● Collected data:
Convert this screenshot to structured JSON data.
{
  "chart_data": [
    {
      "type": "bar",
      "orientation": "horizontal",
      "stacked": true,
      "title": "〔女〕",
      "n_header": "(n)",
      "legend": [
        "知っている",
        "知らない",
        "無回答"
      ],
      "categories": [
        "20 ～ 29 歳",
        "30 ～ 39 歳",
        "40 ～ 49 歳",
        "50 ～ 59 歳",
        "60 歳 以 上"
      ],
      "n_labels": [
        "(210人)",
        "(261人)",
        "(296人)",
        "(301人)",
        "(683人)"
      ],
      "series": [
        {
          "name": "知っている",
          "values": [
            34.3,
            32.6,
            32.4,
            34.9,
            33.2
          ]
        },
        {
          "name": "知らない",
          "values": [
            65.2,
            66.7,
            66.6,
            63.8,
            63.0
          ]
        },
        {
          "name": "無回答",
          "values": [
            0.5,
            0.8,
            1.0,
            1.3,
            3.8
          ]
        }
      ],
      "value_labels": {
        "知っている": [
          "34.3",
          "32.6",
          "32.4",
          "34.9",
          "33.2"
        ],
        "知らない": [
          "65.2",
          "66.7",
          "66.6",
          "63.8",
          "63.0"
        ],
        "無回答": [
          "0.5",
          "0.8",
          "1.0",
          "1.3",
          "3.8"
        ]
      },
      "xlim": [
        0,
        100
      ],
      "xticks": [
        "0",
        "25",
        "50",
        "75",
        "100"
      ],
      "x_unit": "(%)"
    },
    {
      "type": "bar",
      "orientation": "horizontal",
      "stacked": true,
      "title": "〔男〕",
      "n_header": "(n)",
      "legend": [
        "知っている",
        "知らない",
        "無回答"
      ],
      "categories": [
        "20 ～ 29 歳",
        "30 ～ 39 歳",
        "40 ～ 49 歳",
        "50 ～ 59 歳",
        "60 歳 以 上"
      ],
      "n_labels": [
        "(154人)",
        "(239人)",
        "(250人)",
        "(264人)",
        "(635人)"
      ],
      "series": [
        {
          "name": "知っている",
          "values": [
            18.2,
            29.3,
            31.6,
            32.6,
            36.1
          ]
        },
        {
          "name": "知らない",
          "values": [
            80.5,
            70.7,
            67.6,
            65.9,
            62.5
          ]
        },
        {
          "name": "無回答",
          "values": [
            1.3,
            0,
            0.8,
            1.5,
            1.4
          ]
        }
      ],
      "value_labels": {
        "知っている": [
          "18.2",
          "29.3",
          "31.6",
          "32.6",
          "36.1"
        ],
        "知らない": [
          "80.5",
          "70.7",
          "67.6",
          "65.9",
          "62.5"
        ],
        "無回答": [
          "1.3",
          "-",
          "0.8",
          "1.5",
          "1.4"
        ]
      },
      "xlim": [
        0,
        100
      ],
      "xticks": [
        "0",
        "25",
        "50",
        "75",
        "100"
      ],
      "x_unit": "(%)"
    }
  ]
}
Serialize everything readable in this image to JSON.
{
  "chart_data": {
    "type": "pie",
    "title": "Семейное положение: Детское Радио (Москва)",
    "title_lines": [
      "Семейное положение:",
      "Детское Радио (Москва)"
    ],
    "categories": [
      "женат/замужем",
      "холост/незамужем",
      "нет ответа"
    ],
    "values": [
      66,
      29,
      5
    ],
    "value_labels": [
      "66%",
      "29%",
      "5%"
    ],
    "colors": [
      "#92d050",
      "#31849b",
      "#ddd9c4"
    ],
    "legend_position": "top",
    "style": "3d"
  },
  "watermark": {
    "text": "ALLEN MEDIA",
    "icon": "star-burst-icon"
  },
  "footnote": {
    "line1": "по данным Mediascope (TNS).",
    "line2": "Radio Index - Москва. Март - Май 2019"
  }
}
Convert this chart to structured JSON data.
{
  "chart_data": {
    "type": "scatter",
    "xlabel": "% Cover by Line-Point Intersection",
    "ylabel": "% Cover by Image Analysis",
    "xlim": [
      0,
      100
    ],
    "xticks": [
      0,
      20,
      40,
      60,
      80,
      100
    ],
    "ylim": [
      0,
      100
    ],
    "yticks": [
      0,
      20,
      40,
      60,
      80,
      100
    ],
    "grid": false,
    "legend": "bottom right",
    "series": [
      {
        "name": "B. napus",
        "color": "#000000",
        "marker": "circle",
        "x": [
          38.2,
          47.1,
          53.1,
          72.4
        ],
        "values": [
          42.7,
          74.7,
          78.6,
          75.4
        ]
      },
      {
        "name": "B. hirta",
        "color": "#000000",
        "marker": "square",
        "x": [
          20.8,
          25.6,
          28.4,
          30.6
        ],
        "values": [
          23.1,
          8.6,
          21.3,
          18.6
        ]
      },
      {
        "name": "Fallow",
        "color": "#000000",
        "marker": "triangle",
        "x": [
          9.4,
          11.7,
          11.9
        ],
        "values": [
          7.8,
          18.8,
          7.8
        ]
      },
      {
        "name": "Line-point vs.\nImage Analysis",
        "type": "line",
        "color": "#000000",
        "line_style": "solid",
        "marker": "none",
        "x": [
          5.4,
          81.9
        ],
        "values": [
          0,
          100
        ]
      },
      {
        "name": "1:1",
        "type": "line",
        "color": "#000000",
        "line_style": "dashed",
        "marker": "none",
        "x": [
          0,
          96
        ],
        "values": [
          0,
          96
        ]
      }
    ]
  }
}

● What to do: Go back to the listing above and please repeat it exactly.

● Result:
Convert this screenshot to structured JSON data.
{
  "chart_data": [
    {
      "type": "bar",
      "orientation": "horizontal",
      "stacked": true,
      "title": "〔女〕",
      "n_header": "(n)",
      "legend": [
        "知っている",
        "知らない",
        "無回答"
      ],
      "categories": [
        "20 ～ 29 歳",
        "30 ～ 39 歳",
        "40 ～ 49 歳",
        "50 ～ 59 歳",
        "60 歳 以 上"
      ],
      "n_labels": [
        "(210人)",
        "(261人)",
        "(296人)",
        "(301人)",
        "(683人)"
      ],
      "series": [
        {
          "name": "知っている",
          "values": [
            34.3,
            32.6,
            32.4,
            34.9,
            33.2
          ]
        },
        {
          "name": "知らない",
          "values": [
            65.2,
            66.7,
            66.6,
            63.8,
            63.0
          ]
        },
        {
          "name": "無回答",
          "values": [
            0.5,
            0.8,
            1.0,
            1.3,
            3.8
          ]
        }
      ],
      "value_labels": {
        "知っている": [
          "34.3",
          "32.6",
          "32.4",
          "34.9",
          "33.2"
        ],
        "知らない": [
          "65.2",
          "66.7",
          "66.6",
          "63.8",
          "63.0"
        ],
        "無回答": [
          "0.5",
          "0.8",
          "1.0",
          "1.3",
          "3.8"
        ]
      },
      "xlim": [
        0,
        100
      ],
      "xticks": [
        "0",
        "25",
        "50",
        "75",
        "100"
      ],
      "x_unit": "(%)"
    },
    {
      "type": "bar",
      "orientation": "horizontal",
      "stacked": true,
      "title": "〔男〕",
      "n_header": "(n)",
      "legend": [
        "知っている",
        "知らない",
        "無回答"
      ],
      "categories": [
        "20 ～ 29 歳",
        "30 ～ 39 歳",
        "40 ～ 49 歳",
        "50 ～ 59 歳",
        "60 歳 以 上"
      ],
      "n_labels": [
        "(154人)",
        "(239人)",
        "(250人)",
        "(264人)",
        "(635人)"
      ],
      "series": [
        {
          "name": "知っている",
          "values": [
            18.2,
            29.3,
            31.6,
            32.6,
            36.1
          ]
        },
        {
          "name": "知らない",
          "values": [
            80.5,
            70.7,
            67.6,
            65.9,
            62.5
          ]
        },
        {
          "name": "無回答",
          "values": [
            1.3,
            0,
            0.8,
            1.5,
            1.4
          ]
        }
      ],
      "value_labels": {
        "知っている": [
          "18.2",
          "29.3",
          "31.6",
          "32.6",
          "36.1"
        ],
        "知らない": [
          "80.5",
          "70.7",
          "67.6",
          "65.9",
          "62.5"
        ],
        "無回答": [
          "1.3",
          "-",
          "0.8",
          "1.5",
          "1.4"
        ]
      },
      "xlim": [
        0,
        100
      ],
      "xticks": [
        "0",
        "25",
        "50",
        "75",
        "100"
      ],
      "x_unit": "(%)"
    }
  ]
}
Serialize everything readable in this image to JSON.
{
  "chart_data": {
    "type": "pie",
    "title": "Семейное положение: Детское Радио (Москва)",
    "title_lines": [
      "Семейное положение:",
      "Детское Радио (Москва)"
    ],
    "categories": [
      "женат/замужем",
      "холост/незамужем",
      "нет ответа"
    ],
    "values": [
      66,
      29,
      5
    ],
    "value_labels": [
      "66%",
      "29%",
      "5%"
    ],
    "colors": [
      "#92d050",
      "#31849b",
      "#ddd9c4"
    ],
    "legend_position": "top",
    "style": "3d"
  },
  "watermark": {
    "text": "ALLEN MEDIA",
    "icon": "star-burst-icon"
  },
  "footnote": {
    "line1": "по данным Mediascope (TNS).",
    "line2": "Radio Index - Москва. Март - Май 2019"
  }
}
Convert this chart to structured JSON data.
{
  "chart_data": {
    "type": "scatter",
    "xlabel": "% Cover by Line-Point Intersection",
    "ylabel": "% Cover by Image Analysis",
    "xlim": [
      0,
      100
    ],
    "xticks": [
      0,
      20,
      40,
      60,
      80,
      100
    ],
    "ylim": [
      0,
      100
    ],
    "yticks": [
      0,
      20,
      40,
      60,
      80,
      100
    ],
    "grid": false,
    "legend": "bottom right",
    "series": [
      {
        "name": "B. napus",
        "color": "#000000",
        "marker": "circle",
        "x": [
          38.2,
          47.1,
          53.1,
          72.4
        ],
        "values": [
          42.7,
          74.7,
          78.6,
          75.4
        ]
      },
      {
        "name": "B. hirta",
        "color": "#000000",
        "marker": "square",
        "x": [
          20.8,
          25.6,
          28.4,
          30.6
        ],
        "values": [
          23.1,
          8.6,
          21.3,
          18.6
        ]
      },
      {
        "name": "Fallow",
        "color": "#000000",
        "marker": "triangle",
        "x": [
          9.4,
          11.7,
          11.9
        ],
        "values": [
          7.8,
          18.8,
          7.8
        ]
      },
      {
        "name": "Line-point vs.\nImage Analysis",
        "type": "line",
        "color": "#000000",
        "line_style": "solid",
        "marker": "none",
        "x": [
          5.4,
          81.9
        ],
        "values": [
          0,
          100
        ]
      },
      {
        "name": "1:1",
        "type": "line",
        "color": "#000000",
        "line_style": "dashed",
        "marker": "none",
        "x": [
          0,
          96
        ],
        "values": [
          0,
          96
        ]
      }
    ]
  }
}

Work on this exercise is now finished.